INSTRUCTIONS TO FOLLOW>
The records that follow need to be output exactly as they are.

*** ENTRIES SHOWN

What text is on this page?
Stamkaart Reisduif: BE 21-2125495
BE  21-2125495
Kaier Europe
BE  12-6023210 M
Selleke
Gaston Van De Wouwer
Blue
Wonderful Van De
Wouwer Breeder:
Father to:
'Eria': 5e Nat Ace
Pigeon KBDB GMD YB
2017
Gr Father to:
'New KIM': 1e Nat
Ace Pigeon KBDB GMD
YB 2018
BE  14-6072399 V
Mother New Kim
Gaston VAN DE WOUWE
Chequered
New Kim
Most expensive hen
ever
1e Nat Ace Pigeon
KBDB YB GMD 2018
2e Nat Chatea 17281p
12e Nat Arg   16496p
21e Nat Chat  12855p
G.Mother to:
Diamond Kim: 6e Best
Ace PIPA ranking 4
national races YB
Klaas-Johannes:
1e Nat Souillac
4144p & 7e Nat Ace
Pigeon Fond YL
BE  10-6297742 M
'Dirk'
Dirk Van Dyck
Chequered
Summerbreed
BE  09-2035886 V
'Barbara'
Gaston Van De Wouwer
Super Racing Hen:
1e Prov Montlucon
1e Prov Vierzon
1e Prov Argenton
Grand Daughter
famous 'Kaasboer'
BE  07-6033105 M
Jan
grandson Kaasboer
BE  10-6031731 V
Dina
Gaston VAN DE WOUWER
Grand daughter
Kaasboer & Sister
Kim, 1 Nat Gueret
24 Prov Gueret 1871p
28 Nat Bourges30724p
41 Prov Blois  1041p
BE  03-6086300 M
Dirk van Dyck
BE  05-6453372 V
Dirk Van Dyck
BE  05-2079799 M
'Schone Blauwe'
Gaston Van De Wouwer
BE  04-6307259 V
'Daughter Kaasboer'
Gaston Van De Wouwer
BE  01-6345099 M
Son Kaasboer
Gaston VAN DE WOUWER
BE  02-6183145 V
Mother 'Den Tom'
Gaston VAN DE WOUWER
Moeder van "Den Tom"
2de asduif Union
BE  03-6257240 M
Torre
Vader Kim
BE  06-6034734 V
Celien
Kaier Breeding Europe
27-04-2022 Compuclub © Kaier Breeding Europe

******

TASK ANSWER>
What text is on this page?
Stamkaart Reisduif: BE 21-2125495
BE  21-2125495
Kaier Europe
BE  12-6023210 M
Selleke
Gaston Van De Wouwer
Blue
Wonderful Van De
Wouwer Breeder:
Father to:
'Eria': 5e Nat Ace
Pigeon KBDB GMD YB
2017
Gr Father to:
'New KIM': 1e Nat
Ace Pigeon KBDB GMD
YB 2018
BE  14-6072399 V
Mother New Kim
Gaston VAN DE WOUWE
Chequered
New Kim
Most expensive hen
ever
1e Nat Ace Pigeon
KBDB YB GMD 2018
2e Nat Chatea 17281p
12e Nat Arg   16496p
21e Nat Chat  12855p
G.Mother to:
Diamond Kim: 6e Best
Ace PIPA ranking 4
national races YB
Klaas-Johannes:
1e Nat Souillac
4144p & 7e Nat Ace
Pigeon Fond YL
BE  10-6297742 M
'Dirk'
Dirk Van Dyck
Chequered
Summerbreed
BE  09-2035886 V
'Barbara'
Gaston Van De Wouwer
Super Racing Hen:
1e Prov Montlucon
1e Prov Vierzon
1e Prov Argenton
Grand Daughter
famous 'Kaasboer'
BE  07-6033105 M
Jan
grandson Kaasboer
BE  10-6031731 V
Dina
Gaston VAN DE WOUWER
Grand daughter
Kaasboer & Sister
Kim, 1 Nat Gueret
24 Prov Gueret 1871p
28 Nat Bourges30724p
41 Prov Blois  1041p
BE  03-6086300 M
Dirk van Dyck
BE  05-6453372 V
Dirk Van Dyck
BE  05-2079799 M
'Schone Blauwe'
Gaston Van De Wouwer
BE  04-6307259 V
'Daughter Kaasboer'
Gaston Van De Wouwer
BE  01-6345099 M
Son Kaasboer
Gaston VAN DE WOUWER
BE  02-6183145 V
Mother 'Den Tom'
Gaston VAN DE WOUWER
Moeder van "Den Tom"
2de asduif Union
BE  03-6257240 M
Torre
Vader Kim
BE  06-6034734 V
Celien
Kaier Breeding Europe
27-04-2022 Compuclub © Kaier Breeding Europe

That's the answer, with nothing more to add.